■ **Reading passage**
#ubuntu-us-dc 2011-03-01
<bcurtiswx> maco, how do I unzip a 7zip file?
<bcurtiswx> in linux
<maco> p7zip
<maco> kjcole: looks like OLF will have CART for one room this year
<maco> kjcole: as a new experiment in accessibility
#ubuntu-us-dc 2011-03-04
<bcurtiswx> maco, what neckbeards incident.. ?
<maco> bcurtiswx: the rant on omgubuntu where humphrey called the linux a bunch of neckbeards holding linux back
<maco> erm, called the linux community...
<bcurtiswx> LOL, shows they know nothing..
<maco> gay marriage bill in MD passed committe. goes to House floor today
<maco> on the accuracy front, i hear they've been improving since now people are feeding them info instead of them trying dig stuff up
<bcurtiswx> great for MD, still confused about what's going on in Wisconsin
#ubuntu-us-dc 2011-03-05
<ncweber> Hello
<ncweber> Anyone about?
<maco> aye
<ncweber> Oh okay
<ncweber> Took me a while to figure out how to get to this IRC channel. :P
#ubuntu-us-dc 2012-03-03
<MiQ> hi everyone!
<MiQ> has anybody succeeded on installing Sugar on an Ubuntu PPC???
<MiQ> I'm having trouble finding some packages and was wondering if there could be another repository for those
<MiQ> I have Ubuntu 10.10 on a PowerBook G4
<MiQ> and I'm trying to install Sweets 8.8
<MiQ> but it says 'Depends: sweets-hulahop but it is not installable
<MiQ> '
<MiQ> anybody?
<ChinnoDog> idk anything about sugar
<MiQ> cool, thanks!
<MiQ> fixed it
#ubuntu-us-dc 2014-02-24
<Azeban> Hello, hello, hello
<marcoceppi_> Azeban: o/
<Azeban> http://i.imgur.com/8DptJ4S.jpg
<Azeban> meet Raki
<Azeban> hes 3 weeks old
<marcoceppi_> :3
<Azeban> :)

■ **Your tasks**
[a] Can you update the #ubuntu-us-dc chat log by writing out the stretch from "<maco> bcurtiswx: the" through "<MiQ> hi everyone!" with "Wisconsin" replaced by "Ohio"?
[b] How would the #ubuntu-us-dc chat log go on? Write the next lines, picking up after its last message.

■ **Entries**
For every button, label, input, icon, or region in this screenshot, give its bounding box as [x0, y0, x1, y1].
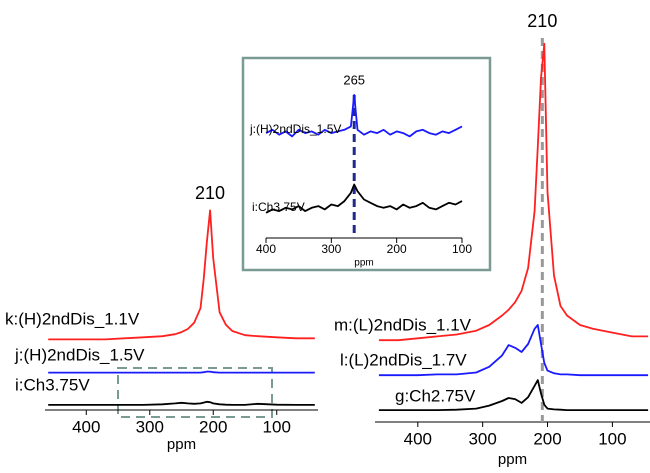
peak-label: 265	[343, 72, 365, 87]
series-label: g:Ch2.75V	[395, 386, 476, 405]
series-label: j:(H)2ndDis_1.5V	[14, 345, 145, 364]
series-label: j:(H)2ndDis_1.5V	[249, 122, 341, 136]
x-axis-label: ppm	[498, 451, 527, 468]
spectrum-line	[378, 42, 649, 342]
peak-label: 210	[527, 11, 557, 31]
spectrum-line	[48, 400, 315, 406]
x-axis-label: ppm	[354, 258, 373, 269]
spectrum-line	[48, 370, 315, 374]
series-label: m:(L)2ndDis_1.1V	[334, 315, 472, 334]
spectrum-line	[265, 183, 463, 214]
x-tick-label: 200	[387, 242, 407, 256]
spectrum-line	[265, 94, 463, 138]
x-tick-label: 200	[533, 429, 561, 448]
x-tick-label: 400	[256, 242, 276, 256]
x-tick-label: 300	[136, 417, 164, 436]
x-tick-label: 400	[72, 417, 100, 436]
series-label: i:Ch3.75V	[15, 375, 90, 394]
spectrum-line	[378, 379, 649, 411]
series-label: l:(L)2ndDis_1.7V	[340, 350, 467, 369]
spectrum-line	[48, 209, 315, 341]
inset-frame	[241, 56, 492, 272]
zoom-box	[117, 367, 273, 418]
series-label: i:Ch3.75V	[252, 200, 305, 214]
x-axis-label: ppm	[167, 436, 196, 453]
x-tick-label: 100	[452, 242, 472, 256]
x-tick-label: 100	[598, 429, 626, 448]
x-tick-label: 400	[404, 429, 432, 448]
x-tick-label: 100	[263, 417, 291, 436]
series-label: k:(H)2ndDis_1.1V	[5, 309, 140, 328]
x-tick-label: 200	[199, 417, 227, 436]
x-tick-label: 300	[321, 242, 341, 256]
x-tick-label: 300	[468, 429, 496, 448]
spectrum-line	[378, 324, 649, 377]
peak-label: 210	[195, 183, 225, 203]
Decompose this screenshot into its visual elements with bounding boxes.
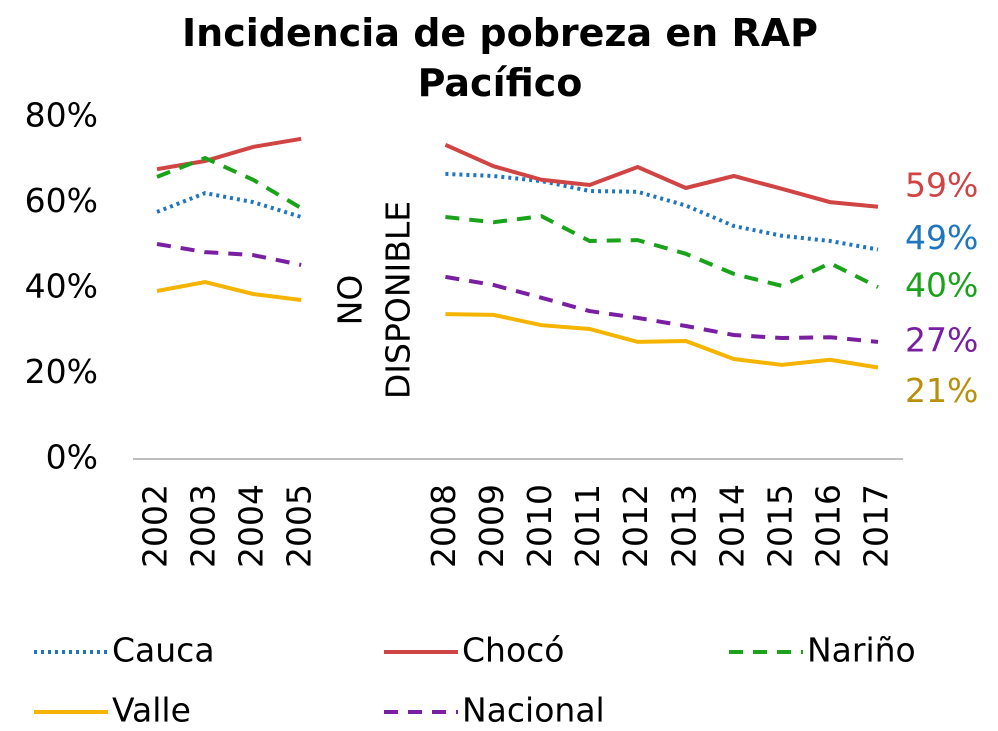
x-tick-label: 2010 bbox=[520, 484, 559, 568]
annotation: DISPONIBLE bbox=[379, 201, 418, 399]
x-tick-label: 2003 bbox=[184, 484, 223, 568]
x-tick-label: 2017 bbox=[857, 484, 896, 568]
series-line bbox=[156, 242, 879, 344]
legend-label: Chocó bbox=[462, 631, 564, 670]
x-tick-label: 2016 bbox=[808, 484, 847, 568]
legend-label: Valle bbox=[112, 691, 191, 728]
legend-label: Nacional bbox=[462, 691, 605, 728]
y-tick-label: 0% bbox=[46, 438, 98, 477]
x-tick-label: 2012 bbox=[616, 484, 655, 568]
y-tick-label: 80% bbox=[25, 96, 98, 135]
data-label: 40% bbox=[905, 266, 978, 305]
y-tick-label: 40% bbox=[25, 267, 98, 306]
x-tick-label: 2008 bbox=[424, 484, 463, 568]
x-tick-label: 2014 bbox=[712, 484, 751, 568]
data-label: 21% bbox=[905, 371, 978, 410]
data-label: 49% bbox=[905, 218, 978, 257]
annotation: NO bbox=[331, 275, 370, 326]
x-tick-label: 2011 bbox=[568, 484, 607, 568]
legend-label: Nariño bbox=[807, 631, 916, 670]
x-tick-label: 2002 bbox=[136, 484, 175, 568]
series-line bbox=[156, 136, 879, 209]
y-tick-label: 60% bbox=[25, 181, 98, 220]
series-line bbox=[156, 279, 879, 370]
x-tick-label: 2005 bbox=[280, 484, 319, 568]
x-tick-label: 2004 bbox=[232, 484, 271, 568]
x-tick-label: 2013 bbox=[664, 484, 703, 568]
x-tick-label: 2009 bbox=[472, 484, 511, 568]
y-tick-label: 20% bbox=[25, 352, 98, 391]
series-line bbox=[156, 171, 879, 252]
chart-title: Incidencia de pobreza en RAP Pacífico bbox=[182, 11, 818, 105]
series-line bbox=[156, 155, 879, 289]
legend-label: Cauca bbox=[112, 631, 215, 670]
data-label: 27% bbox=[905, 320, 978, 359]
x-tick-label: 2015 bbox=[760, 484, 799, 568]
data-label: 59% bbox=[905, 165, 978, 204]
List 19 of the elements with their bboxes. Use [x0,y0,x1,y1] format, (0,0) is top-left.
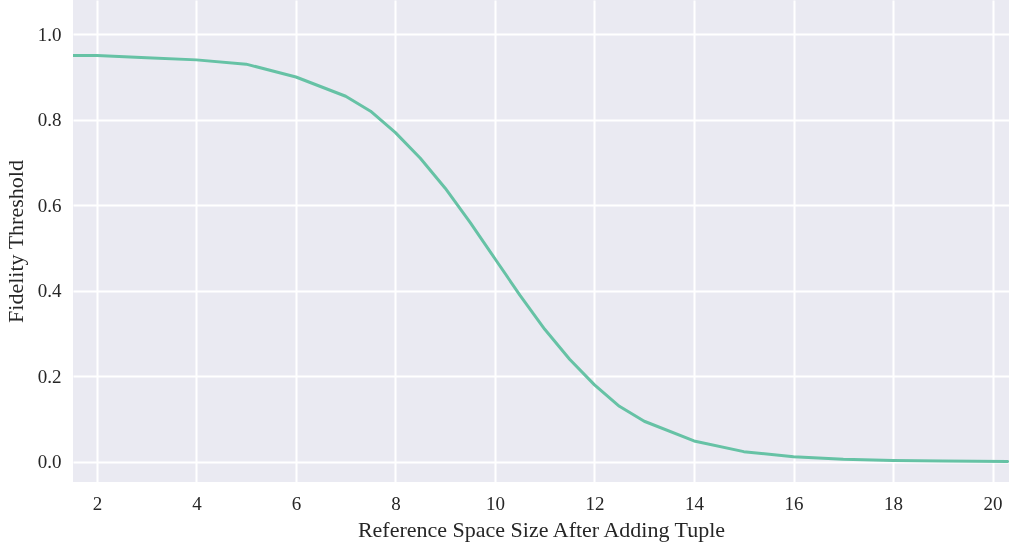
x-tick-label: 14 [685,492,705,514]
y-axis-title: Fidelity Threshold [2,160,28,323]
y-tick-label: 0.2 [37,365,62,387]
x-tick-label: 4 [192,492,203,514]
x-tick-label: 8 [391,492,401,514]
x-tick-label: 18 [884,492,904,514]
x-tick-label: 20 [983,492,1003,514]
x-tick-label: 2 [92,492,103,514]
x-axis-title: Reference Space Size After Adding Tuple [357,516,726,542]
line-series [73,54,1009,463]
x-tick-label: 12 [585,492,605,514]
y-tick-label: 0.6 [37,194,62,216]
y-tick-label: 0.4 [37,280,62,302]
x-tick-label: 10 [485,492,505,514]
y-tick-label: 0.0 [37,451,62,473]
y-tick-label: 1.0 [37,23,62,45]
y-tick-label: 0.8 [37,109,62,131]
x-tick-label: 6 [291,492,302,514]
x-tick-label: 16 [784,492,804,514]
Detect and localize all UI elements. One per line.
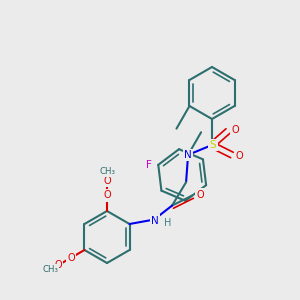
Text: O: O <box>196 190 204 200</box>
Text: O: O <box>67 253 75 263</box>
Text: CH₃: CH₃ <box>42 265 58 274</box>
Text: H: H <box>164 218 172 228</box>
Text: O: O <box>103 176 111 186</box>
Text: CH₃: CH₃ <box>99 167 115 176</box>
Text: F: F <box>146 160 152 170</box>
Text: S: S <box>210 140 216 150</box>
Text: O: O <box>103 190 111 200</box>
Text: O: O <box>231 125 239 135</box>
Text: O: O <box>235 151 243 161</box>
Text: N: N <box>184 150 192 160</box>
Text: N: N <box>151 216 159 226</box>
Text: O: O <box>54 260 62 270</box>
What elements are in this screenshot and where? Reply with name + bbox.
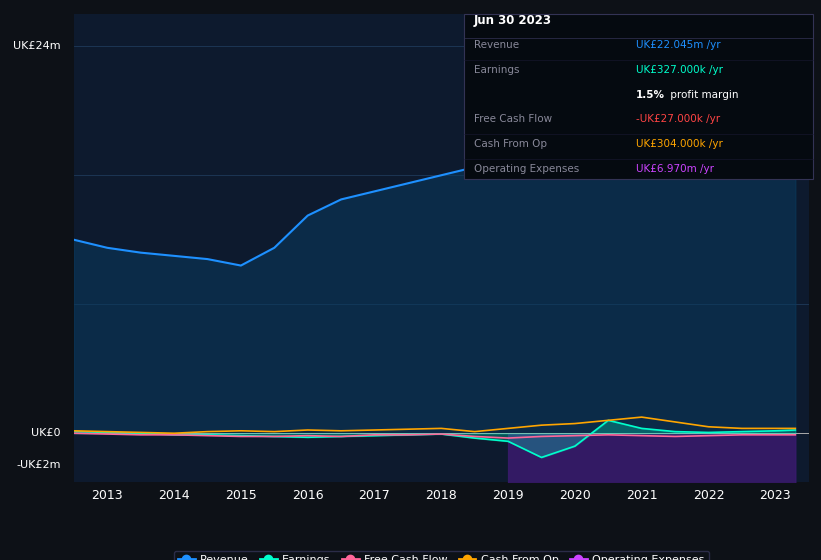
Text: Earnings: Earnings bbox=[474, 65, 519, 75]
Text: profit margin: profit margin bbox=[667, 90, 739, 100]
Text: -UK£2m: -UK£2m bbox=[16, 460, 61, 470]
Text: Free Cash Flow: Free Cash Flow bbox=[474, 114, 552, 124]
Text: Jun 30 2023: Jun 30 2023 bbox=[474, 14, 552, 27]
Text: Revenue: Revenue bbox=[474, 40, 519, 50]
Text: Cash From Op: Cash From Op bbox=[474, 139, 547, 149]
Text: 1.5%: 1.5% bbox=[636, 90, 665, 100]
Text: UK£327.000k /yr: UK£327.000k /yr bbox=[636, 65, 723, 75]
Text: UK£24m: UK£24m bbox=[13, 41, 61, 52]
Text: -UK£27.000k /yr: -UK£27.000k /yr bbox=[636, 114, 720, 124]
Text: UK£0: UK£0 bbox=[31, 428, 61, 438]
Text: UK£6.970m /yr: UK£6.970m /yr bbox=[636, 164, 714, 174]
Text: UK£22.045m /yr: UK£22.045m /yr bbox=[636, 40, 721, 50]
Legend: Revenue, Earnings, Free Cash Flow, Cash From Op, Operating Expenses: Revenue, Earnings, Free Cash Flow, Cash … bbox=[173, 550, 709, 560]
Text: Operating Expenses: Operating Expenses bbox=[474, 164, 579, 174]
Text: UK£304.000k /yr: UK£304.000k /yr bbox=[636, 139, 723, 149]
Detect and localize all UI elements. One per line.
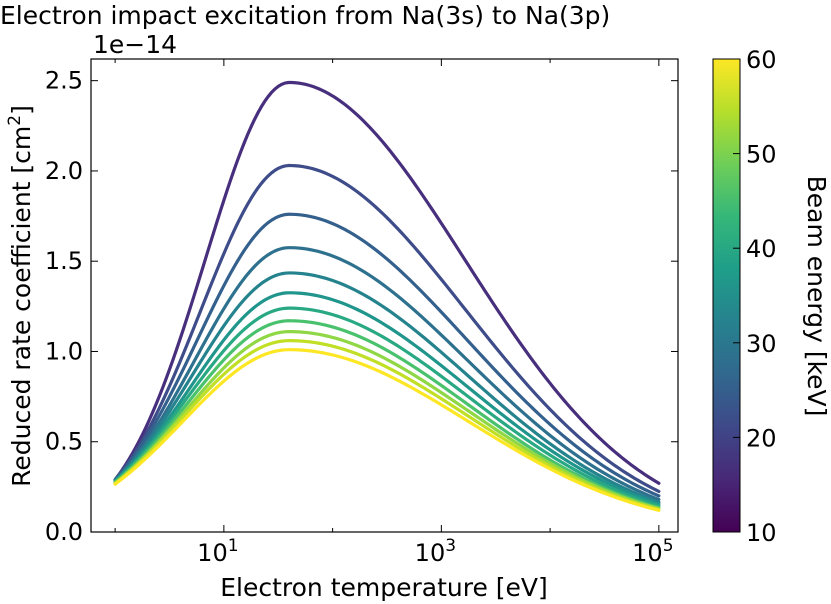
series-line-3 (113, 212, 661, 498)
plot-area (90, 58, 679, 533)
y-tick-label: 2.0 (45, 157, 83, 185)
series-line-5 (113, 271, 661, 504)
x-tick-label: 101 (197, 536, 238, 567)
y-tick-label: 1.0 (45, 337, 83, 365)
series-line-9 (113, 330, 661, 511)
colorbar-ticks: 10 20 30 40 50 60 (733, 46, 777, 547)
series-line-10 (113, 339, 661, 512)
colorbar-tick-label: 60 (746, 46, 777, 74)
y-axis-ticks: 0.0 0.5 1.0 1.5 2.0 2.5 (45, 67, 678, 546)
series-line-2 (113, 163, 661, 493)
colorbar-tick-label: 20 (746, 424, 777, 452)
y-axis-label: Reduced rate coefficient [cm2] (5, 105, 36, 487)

■ **Written responses**
[a]
<maco> bcurtiswx: the rant on omgubuntu where humphrey called the linux a bunch of neckbeards holding linux back
<maco> erm, called the linux community...
<bcurtiswx> LOL, shows they know nothing..
<maco> gay marriage bill in MD passed committe. goes to House floor today
<maco> on the accuracy front, i hear they've been improving since now people are feeding them info instead of them trying dig stuff up
<bcurtiswx> great for MD, still confused about what's going on in Ohio
#ubuntu-us-dc 2011-03-05
<ncweber> Hello
<ncweber> Anyone about?
<maco> aye
<ncweber> Oh okay
<ncweber> Took me a while to figure out how to get to this IRC channel. :P
#ubuntu-us-dc 2012-03-03
<MiQ> hi everyone!

[b]
<manchicken> Howdy
<ChinnoDog> hi manchicken
<manchicken> Do we meet at all?
<manchicken> I'm somewhat new to the area and I notice that all of the stuff indicates we used to meet, but doesn't mention when we might meet next.
<ChinnoDog> I don't think it happens. Tell us when we are meeting.
#ubuntu-us-dc 2014-02-25
<adom> manchicken: ChinnoDog, marcoceppi, and I have met a couple times. Dunno if they have hung out more since then. There's only a few actives in here so meetups are sporadic.
<adom> It's a bit harder for me to join meetups since I'm down in Woodbridge and I work in Manassas. I'm up for meetups, I just need a good notice ahead of time to plan it on a free day.
<adom> Chino and marco are closer to DC (and kind of close to each other I think?) so they may a bit more active as far as IRL meetups.
<adom> I usually check irc once or twice every day or so while at work. If anyone plans anything, I might not reply right away but usually within a day or so if you hilight me. ;)
<ChinnoDog> You are not that far away. :-p
<adom> after a long grueling day in the data center, 15min drive seems like the Oregon Trail.
<adom> and I die of dysentary every time.
<adom> Had an idea recently to try to plan a Linux-gaming LAN party sometime. Unsure if it'd be worth the planning. Anyone interested?
<marcoceppi> I'm down, but my rig is a computer
<ChinnoDog> You have died of dysentary.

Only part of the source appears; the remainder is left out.